Extracted information:
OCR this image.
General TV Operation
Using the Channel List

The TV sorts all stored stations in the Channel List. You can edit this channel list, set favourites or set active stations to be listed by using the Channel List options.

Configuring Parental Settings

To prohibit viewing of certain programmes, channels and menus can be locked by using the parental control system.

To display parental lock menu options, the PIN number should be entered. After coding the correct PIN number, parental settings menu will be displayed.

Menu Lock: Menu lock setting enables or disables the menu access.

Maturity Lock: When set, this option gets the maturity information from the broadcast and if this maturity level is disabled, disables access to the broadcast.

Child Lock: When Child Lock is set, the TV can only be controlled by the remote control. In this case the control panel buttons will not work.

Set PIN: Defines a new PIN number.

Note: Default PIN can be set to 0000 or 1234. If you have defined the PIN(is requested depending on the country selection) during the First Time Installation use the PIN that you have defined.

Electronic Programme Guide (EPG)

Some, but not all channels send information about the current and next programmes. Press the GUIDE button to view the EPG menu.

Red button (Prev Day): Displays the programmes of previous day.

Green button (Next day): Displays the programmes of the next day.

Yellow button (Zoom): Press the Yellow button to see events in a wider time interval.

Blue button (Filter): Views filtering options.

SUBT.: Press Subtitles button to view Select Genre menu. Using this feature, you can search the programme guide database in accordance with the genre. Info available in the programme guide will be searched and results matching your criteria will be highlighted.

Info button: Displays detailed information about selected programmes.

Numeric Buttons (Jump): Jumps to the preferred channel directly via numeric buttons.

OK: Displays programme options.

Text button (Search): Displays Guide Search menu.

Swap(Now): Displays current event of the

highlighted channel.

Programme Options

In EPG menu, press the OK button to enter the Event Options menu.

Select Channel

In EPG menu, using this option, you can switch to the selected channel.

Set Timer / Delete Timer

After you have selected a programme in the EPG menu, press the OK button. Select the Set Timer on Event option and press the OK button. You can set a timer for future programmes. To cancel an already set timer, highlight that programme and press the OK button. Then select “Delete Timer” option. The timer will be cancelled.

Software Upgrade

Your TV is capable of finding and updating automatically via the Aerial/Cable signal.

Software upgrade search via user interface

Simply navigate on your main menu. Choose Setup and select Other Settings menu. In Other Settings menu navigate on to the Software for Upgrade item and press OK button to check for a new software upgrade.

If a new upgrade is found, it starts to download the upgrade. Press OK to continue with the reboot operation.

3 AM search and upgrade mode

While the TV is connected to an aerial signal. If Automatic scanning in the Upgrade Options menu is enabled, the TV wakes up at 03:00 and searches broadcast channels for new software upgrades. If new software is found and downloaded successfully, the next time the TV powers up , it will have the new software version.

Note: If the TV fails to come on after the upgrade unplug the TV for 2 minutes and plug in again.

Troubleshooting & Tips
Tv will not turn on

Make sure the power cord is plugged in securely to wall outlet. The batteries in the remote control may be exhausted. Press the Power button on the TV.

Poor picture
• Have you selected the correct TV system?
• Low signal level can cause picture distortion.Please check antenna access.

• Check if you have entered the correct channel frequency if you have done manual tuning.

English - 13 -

Task to complete: Write out the data exactly as it stands.

Written response:
OCR this image.
General TV Operation
Using the Channel List

The TV sorts all stored stations in the Channel List. You can edit this channel list, set favourites or set active stations to be listed by using the Channel List options.

Configuring Parental Settings

To prohibit viewing of certain programmes, channels and menus can be locked by using the parental control system.

To display parental lock menu options, the PIN number should be entered. After coding the correct PIN number, parental settings menu will be displayed.

Menu Lock: Menu lock setting enables or disables the menu access.

Maturity Lock: When set, this option gets the maturity information from the broadcast and if this maturity level is disabled, disables access to the broadcast.

Child Lock: When Child Lock is set, the TV can only be controlled by the remote control. In this case the control panel buttons will not work.

Set PIN: Defines a new PIN number.

Note: Default PIN can be set to 0000 or 1234. If you have defined the PIN(is requested depending on the country selection) during the First Time Installation use the PIN that you have defined.

Electronic Programme Guide (EPG)

Some, but not all channels send information about the current and next programmes. Press the GUIDE button to view the EPG menu.

Red button (Prev Day): Displays the programmes of previous day.

Green button (Next day): Displays the programmes of the next day.

Yellow button (Zoom): Press the Yellow button to see events in a wider time interval.

Blue button (Filter): Views filtering options.

SUBT.: Press Subtitles button to view Select Genre menu. Using this feature, you can search the programme guide database in accordance with the genre. Info available in the programme guide will be searched and results matching your criteria will be highlighted.

Info button: Displays detailed information about selected programmes.

Numeric Buttons (Jump): Jumps to the preferred channel directly via numeric buttons.

OK: Displays programme options.

Text button (Search): Displays Guide Search menu.

Swap(Now): Displays current event of the

highlighted channel.

Programme Options

In EPG menu, press the OK button to enter the Event Options menu.

Select Channel

In EPG menu, using this option, you can switch to the selected channel.

Set Timer / Delete Timer

After you have selected a programme in the EPG menu, press the OK button. Select the Set Timer on Event option and press the OK button. You can set a timer for future programmes. To cancel an already set timer, highlight that programme and press the OK button. Then select “Delete Timer” option. The timer will be cancelled.

Software Upgrade

Your TV is capable of finding and updating automatically via the Aerial/Cable signal.

Software upgrade search via user interface

Simply navigate on your main menu. Choose Setup and select Other Settings menu. In Other Settings menu navigate on to the Software for Upgrade item and press OK button to check for a new software upgrade.

If a new upgrade is found, it starts to download the upgrade. Press OK to continue with the reboot operation.

3 AM search and upgrade mode

While the TV is connected to an aerial signal. If Automatic scanning in the Upgrade Options menu is enabled, the TV wakes up at 03:00 and searches broadcast channels for new software upgrades. If new software is found and downloaded successfully, the next time the TV powers up , it will have the new software version.

Note: If the TV fails to come on after the upgrade unplug the TV for 2 minutes and plug in again.

Troubleshooting & Tips
Tv will not turn on

Make sure the power cord is plugged in securely to wall outlet. The batteries in the remote control may be exhausted. Press the Power button on the TV.

Poor picture
• Have you selected the correct TV system?
• Low signal level can cause picture distortion.Please check antenna access.

• Check if you have entered the correct channel frequency if you have done manual tuning.

English - 13 -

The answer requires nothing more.